### Written exercise
Copy the following lines exactly, starting at the first line of the rows and ending at the line that contains "fit-time-point [446,414,456,424]".

--------------------------------

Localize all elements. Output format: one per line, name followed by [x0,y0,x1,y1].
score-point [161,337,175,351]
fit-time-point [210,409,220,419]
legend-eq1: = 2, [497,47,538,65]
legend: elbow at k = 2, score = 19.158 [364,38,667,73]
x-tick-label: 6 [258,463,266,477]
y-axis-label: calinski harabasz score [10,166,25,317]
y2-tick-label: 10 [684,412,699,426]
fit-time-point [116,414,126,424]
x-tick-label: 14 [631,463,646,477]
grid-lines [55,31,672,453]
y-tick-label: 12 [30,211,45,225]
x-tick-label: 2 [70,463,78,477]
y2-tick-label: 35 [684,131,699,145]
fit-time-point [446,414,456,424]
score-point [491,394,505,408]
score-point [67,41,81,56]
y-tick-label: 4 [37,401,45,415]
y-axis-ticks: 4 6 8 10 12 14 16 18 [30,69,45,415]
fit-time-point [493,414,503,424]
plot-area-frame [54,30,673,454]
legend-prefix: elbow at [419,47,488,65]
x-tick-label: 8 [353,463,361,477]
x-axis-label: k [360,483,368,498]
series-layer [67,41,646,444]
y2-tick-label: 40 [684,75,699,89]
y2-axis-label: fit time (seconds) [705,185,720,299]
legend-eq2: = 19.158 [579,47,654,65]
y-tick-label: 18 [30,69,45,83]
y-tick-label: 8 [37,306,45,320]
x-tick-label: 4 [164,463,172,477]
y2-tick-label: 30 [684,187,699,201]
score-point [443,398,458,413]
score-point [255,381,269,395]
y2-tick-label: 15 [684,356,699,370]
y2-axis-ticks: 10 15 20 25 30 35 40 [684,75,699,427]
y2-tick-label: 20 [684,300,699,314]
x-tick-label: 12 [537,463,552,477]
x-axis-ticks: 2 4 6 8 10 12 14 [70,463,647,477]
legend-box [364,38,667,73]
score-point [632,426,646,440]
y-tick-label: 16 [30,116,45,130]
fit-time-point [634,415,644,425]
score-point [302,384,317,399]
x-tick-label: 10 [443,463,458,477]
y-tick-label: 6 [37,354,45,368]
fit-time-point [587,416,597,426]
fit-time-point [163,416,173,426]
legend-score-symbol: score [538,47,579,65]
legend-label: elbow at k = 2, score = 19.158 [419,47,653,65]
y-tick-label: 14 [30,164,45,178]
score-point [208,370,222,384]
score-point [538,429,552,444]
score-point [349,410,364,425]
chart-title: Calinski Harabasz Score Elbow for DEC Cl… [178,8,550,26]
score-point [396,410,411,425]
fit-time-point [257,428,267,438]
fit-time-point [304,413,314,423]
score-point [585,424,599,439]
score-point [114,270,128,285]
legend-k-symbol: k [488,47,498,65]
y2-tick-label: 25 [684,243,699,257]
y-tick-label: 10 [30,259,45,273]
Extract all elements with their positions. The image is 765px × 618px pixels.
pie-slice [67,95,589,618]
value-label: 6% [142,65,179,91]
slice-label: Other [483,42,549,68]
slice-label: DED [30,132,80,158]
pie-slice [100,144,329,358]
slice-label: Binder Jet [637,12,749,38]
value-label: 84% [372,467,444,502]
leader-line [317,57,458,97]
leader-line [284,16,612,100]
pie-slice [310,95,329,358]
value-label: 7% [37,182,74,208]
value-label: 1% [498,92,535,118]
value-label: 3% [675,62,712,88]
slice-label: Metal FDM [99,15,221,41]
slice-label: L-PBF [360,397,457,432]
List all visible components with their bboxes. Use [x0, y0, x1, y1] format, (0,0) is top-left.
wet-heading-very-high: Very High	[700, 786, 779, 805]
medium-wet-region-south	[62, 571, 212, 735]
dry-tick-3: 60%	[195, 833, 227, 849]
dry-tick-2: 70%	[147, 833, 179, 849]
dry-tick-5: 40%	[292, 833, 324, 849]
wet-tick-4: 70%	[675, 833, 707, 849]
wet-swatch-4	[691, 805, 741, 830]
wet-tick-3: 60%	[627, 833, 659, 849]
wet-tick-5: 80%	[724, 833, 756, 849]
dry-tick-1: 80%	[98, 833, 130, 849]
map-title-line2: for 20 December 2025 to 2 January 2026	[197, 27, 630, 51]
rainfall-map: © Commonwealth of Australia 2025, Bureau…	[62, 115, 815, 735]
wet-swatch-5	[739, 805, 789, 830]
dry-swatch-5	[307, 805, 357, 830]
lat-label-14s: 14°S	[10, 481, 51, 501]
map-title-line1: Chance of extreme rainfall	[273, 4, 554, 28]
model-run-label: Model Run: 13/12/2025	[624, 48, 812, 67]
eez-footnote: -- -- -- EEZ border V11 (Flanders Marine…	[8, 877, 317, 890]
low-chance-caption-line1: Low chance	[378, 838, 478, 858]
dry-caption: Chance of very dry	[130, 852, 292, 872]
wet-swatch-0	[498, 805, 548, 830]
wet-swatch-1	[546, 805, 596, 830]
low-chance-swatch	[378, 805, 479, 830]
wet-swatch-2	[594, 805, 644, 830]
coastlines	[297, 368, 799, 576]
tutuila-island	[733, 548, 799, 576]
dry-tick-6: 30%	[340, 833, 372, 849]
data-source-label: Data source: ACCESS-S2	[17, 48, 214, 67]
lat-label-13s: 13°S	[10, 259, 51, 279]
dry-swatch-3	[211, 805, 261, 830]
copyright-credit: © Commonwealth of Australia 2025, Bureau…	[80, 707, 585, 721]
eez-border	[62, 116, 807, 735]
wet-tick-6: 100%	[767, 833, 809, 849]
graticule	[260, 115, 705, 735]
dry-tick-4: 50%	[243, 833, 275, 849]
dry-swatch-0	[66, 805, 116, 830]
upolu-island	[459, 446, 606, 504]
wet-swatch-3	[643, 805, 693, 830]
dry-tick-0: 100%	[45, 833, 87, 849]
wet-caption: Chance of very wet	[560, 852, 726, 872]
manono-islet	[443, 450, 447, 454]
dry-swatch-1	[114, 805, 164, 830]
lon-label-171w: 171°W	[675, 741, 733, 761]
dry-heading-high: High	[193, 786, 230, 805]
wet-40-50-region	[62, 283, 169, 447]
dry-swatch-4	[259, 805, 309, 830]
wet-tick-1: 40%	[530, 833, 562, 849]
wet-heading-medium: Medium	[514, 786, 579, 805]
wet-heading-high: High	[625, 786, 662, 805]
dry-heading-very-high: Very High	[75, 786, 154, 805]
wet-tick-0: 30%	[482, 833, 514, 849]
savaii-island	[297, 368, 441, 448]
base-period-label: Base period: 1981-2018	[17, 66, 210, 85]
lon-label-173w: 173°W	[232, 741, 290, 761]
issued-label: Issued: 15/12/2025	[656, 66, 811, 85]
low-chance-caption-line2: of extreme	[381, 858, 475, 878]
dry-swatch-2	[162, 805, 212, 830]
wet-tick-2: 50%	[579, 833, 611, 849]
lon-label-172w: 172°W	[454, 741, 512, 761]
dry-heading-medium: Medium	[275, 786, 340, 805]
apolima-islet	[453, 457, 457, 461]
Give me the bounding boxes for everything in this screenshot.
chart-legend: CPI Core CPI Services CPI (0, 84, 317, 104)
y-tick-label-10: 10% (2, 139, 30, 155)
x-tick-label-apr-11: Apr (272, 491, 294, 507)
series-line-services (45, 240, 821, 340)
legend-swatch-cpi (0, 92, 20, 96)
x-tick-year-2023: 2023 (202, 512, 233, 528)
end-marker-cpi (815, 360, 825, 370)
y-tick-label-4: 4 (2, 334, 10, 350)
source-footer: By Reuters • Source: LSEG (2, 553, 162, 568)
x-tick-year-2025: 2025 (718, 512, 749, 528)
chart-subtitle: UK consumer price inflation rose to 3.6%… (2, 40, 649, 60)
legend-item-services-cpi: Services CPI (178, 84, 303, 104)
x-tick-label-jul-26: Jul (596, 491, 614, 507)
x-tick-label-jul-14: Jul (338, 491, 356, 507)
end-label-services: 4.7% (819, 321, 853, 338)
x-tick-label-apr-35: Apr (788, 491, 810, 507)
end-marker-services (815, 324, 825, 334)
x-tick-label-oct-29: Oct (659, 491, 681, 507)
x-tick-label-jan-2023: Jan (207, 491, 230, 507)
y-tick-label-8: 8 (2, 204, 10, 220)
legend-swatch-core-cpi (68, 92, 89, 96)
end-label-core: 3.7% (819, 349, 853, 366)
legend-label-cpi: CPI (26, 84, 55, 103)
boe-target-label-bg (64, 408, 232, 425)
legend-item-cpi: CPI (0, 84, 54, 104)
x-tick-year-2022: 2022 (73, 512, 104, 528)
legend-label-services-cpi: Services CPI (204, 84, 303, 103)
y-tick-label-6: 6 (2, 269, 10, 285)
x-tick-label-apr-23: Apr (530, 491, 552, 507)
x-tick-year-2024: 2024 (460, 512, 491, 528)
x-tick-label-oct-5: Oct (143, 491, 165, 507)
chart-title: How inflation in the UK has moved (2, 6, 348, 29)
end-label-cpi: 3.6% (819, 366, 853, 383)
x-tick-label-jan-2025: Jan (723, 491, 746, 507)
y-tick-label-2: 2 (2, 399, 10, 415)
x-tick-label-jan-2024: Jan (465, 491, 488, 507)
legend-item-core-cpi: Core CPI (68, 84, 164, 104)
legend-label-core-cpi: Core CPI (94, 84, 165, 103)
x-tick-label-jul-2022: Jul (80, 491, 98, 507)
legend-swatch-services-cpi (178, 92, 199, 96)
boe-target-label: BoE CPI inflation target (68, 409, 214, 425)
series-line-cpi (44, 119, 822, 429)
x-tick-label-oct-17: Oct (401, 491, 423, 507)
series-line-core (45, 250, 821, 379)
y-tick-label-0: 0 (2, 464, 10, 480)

--------------------------------

### Correct output
Localize all elements. Output format: one per line, name followed by [x0,y0,x1,y1].
score-point [161,337,175,351]
fit-time-point [210,409,220,419]
legend-eq1: = 2, [497,47,538,65]
legend: elbow at k = 2, score = 19.158 [364,38,667,73]
x-tick-label: 6 [258,463,266,477]
y-axis-label: calinski harabasz score [10,166,25,317]
y2-tick-label: 10 [684,412,699,426]
fit-time-point [116,414,126,424]
x-tick-label: 14 [631,463,646,477]
grid-lines [55,31,672,453]
y-tick-label: 12 [30,211,45,225]
x-tick-label: 2 [70,463,78,477]
y2-tick-label: 35 [684,131,699,145]
fit-time-point [446,414,456,424]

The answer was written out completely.